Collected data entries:

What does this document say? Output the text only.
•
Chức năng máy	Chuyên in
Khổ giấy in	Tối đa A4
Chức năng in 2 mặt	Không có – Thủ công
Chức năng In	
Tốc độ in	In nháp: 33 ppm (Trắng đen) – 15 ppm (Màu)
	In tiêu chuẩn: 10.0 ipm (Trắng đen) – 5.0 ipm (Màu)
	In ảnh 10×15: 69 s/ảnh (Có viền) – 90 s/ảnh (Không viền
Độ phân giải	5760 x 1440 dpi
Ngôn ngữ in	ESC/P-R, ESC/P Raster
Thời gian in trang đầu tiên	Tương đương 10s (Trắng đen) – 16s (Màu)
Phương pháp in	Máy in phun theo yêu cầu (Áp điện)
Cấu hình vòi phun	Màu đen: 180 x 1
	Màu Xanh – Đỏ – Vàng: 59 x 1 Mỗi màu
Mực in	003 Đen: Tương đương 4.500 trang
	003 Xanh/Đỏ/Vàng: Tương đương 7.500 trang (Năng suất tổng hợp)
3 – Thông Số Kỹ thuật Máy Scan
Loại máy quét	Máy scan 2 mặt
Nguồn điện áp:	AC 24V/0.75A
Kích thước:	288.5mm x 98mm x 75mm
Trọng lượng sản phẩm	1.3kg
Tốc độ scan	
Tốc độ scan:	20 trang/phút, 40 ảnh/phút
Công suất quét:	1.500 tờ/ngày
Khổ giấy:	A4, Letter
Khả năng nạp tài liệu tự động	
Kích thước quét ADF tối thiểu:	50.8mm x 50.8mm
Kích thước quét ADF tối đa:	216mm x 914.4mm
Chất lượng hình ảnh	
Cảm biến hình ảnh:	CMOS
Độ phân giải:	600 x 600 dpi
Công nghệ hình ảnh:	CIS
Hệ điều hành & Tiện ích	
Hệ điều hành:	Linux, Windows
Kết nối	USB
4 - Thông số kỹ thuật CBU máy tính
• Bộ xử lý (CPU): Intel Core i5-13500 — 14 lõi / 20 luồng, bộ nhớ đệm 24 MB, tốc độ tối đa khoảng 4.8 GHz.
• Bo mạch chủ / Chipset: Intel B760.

Requirement: Look through the entries and return every line where "Chức" appears.

The solution:
Chức năng máy	Chuyên in
Chức năng in 2 mặt	Không có – Thủ công
Chức năng In	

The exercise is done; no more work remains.